Set exercise -
Leave out the pictures and transcribe everything else exactly.

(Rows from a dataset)
▬▬▬▬▬▬▬▬▬▬

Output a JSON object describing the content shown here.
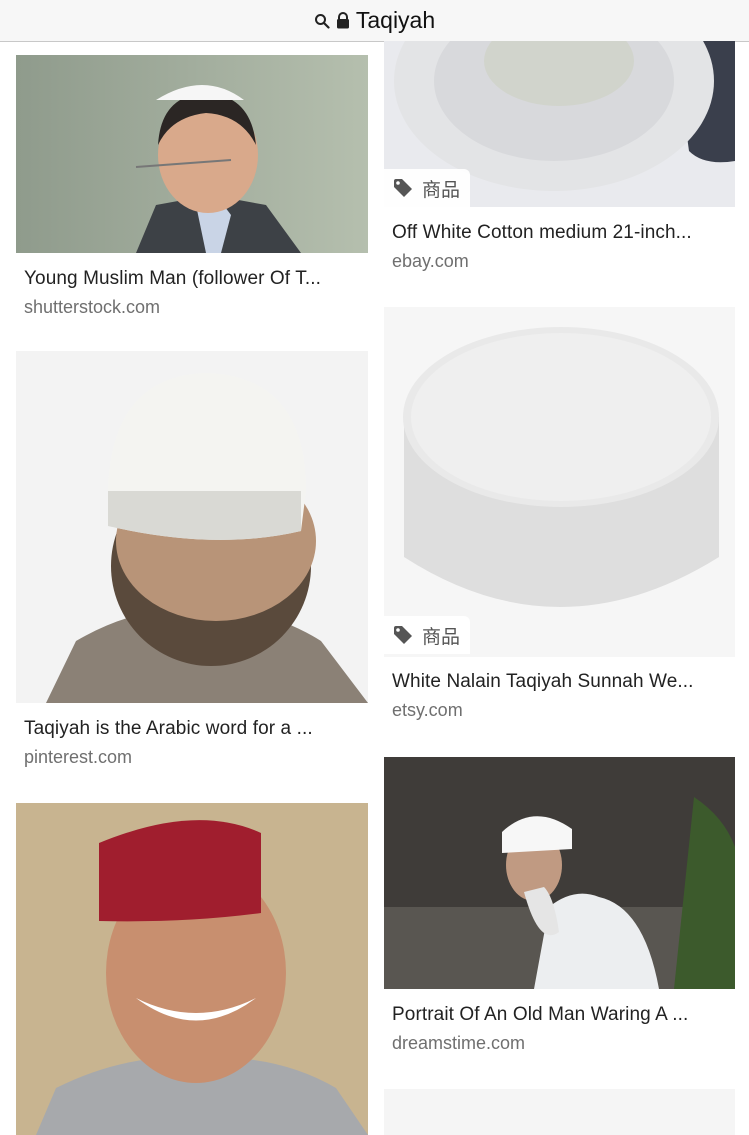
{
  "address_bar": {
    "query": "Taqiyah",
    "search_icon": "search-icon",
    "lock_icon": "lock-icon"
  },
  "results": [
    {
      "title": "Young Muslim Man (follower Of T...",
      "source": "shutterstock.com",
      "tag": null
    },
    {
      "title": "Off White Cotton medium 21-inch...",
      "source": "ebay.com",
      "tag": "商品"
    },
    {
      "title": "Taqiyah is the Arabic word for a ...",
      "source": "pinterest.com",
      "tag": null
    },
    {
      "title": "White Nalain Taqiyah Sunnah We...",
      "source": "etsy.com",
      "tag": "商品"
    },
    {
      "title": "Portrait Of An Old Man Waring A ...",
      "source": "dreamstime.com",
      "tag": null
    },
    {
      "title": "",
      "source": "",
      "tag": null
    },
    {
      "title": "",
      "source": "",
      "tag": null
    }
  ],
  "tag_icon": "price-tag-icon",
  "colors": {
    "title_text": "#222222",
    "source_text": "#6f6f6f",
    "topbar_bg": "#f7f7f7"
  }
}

▬▬▬▬▬▬▬▬▬▬

Answer to the exercise -
Output a JSON object describing the content shown here.
{
  "address_bar": {
    "query": "Taqiyah",
    "search_icon": "search-icon",
    "lock_icon": "lock-icon"
  },
  "results": [
    {
      "title": "Young Muslim Man (follower Of T...",
      "source": "shutterstock.com",
      "tag": null
    },
    {
      "title": "Off White Cotton medium 21-inch...",
      "source": "ebay.com",
      "tag": "商品"
    },
    {
      "title": "Taqiyah is the Arabic word for a ...",
      "source": "pinterest.com",
      "tag": null
    },
    {
      "title": "White Nalain Taqiyah Sunnah We...",
      "source": "etsy.com",
      "tag": "商品"
    },
    {
      "title": "Portrait Of An Old Man Waring A ...",
      "source": "dreamstime.com",
      "tag": null
    },
    {
      "title": "",
      "source": "",
      "tag": null
    },
    {
      "title": "",
      "source": "",
      "tag": null
    }
  ],
  "tag_icon": "price-tag-icon",
  "colors": {
    "title_text": "#222222",
    "source_text": "#6f6f6f",
    "topbar_bg": "#f7f7f7"
  }
}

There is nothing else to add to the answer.